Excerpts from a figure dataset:
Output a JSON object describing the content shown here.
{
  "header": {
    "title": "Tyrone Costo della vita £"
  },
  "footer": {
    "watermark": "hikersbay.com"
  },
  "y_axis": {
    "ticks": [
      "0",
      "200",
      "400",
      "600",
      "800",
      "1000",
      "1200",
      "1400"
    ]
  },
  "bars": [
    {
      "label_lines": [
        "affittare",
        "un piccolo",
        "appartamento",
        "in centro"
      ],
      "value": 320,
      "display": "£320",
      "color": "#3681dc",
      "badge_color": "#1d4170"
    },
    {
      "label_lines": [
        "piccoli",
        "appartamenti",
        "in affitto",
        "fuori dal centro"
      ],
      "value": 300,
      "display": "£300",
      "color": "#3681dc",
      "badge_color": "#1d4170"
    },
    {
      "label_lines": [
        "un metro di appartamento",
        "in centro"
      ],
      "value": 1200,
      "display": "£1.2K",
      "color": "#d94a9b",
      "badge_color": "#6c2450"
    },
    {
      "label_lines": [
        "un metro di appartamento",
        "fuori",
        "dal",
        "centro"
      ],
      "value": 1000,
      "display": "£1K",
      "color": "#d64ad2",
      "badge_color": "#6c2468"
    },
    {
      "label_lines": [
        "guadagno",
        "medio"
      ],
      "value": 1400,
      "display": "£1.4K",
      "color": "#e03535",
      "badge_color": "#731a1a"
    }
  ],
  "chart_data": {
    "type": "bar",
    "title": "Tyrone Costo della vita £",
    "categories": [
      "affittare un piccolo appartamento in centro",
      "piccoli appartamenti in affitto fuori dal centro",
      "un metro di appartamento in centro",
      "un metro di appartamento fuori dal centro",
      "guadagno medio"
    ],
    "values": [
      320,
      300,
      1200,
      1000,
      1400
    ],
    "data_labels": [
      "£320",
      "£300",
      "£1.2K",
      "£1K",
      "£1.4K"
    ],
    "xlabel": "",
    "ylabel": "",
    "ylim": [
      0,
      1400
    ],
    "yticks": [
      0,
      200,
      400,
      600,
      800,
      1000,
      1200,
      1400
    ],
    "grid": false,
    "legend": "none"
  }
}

==

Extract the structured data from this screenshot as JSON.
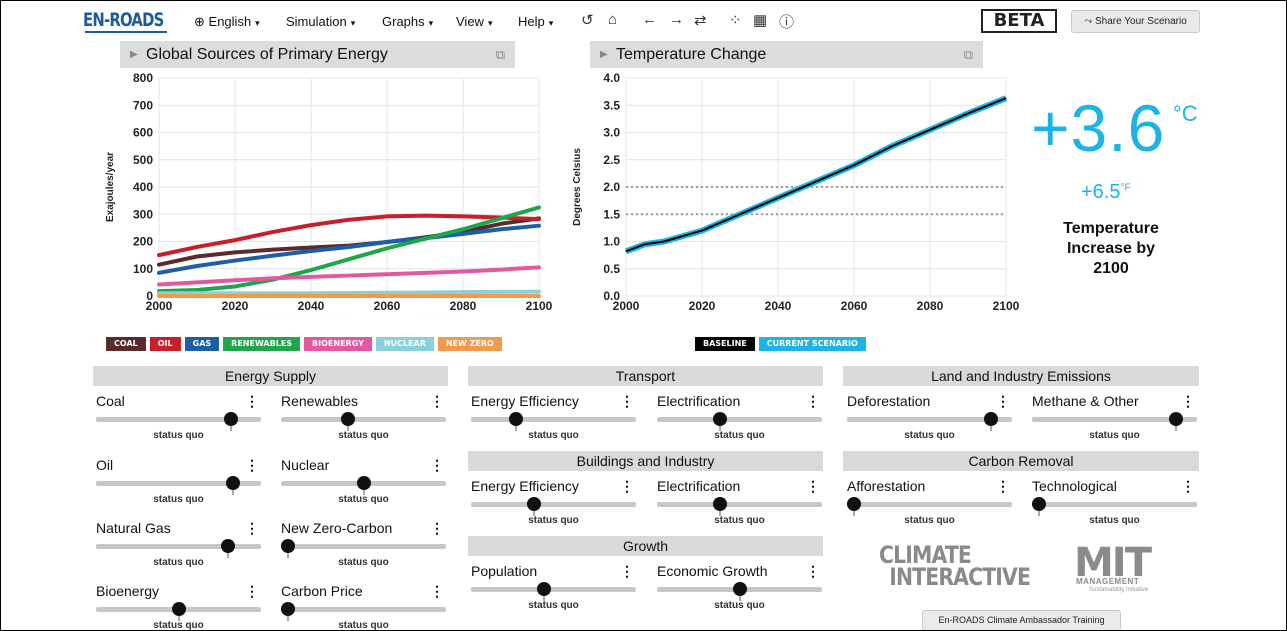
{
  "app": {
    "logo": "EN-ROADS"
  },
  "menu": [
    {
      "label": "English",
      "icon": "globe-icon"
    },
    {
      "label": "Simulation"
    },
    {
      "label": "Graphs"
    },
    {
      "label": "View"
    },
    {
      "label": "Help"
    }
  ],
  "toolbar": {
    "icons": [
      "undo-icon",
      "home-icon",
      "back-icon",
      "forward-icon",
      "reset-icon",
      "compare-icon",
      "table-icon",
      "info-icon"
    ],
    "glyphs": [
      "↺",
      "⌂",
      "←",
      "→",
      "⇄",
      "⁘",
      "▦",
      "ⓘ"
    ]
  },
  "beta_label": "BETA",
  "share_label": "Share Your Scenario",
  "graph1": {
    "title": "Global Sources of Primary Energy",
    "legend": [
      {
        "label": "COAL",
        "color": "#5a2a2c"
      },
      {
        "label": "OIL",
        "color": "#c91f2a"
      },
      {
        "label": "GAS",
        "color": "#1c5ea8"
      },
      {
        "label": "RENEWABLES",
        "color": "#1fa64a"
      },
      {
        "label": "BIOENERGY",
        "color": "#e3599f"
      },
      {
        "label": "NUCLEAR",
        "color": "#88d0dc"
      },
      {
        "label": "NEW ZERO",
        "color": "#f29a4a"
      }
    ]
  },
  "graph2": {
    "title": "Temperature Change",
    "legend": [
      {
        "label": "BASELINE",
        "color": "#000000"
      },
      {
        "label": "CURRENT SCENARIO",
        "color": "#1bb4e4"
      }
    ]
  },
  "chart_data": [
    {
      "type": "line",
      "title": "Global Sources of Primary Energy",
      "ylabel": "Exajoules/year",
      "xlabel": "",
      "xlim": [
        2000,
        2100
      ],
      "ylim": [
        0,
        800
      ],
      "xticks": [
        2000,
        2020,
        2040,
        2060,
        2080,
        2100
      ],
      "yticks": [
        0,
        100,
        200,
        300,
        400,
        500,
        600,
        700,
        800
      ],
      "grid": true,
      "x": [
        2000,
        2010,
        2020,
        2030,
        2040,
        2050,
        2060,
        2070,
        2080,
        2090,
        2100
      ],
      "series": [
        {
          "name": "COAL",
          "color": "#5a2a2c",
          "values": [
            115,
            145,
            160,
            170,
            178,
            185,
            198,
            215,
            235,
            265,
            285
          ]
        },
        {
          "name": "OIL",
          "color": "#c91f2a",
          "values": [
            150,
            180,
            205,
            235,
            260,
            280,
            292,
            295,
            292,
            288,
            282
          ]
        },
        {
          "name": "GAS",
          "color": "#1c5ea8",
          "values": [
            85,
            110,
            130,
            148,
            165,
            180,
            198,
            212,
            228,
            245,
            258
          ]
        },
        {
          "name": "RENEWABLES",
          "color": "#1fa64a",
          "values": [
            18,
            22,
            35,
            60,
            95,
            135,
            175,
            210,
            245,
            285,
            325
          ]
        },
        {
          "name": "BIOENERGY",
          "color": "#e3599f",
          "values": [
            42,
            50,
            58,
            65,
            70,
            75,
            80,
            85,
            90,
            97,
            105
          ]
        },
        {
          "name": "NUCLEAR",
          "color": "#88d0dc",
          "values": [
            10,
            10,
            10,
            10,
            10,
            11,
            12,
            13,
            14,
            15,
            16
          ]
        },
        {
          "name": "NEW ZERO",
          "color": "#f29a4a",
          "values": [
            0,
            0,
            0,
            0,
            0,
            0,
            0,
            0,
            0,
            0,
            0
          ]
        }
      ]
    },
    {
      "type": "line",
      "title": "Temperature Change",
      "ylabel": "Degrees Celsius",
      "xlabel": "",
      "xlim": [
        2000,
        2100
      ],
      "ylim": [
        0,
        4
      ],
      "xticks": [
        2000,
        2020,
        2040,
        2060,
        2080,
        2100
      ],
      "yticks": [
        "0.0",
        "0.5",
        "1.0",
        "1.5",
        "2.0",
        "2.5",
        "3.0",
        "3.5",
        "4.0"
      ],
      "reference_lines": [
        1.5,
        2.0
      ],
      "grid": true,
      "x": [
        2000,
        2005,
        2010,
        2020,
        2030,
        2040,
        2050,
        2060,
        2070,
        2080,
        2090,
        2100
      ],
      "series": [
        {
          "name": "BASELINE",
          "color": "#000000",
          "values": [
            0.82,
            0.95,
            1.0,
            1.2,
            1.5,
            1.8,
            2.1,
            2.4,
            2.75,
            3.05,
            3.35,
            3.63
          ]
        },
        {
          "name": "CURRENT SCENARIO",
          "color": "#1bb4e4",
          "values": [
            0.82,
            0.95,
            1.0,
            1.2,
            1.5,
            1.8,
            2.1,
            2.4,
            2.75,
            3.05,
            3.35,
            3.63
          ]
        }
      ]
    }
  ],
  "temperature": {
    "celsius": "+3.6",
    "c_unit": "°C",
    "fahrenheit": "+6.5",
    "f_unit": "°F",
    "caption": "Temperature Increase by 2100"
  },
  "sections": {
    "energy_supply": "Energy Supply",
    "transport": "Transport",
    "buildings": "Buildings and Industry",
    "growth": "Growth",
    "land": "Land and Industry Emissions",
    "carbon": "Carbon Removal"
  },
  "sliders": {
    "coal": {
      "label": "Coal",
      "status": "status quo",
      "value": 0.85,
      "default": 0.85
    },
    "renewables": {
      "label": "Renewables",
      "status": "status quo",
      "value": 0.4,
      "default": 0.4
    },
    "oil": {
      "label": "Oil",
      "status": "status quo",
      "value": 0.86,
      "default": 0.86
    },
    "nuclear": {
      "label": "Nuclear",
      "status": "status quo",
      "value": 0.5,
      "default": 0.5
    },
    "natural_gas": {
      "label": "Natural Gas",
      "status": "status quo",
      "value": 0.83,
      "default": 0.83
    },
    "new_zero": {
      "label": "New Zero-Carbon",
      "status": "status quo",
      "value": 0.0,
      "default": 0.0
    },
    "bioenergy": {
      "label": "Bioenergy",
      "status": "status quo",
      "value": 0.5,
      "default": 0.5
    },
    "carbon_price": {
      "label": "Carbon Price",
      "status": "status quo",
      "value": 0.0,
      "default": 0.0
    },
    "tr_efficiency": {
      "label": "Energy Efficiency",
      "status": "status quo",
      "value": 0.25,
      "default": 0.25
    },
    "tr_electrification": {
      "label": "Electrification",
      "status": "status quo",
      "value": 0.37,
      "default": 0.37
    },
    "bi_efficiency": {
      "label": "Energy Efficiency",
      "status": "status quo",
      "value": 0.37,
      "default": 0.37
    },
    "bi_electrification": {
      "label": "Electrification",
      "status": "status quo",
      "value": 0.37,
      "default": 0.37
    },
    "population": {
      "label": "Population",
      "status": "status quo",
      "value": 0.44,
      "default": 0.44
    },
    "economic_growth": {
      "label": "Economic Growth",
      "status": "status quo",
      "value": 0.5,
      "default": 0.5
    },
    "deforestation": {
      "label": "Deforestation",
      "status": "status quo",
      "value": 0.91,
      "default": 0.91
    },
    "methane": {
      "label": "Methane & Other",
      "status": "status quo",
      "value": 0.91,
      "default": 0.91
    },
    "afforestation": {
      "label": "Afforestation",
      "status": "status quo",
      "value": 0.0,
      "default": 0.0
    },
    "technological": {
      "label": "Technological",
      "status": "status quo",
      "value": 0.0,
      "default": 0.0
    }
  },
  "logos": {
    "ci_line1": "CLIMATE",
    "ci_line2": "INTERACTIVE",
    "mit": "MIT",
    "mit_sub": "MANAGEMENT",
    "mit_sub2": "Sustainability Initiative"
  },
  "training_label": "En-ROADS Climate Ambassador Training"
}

TASK PROMPT >>
Your task is to gather all lines from the entries above that hold the word "CURRENT".

THE RESULT >>
        "label": "CURRENT SCENARIO",
          "name": "CURRENT SCENARIO",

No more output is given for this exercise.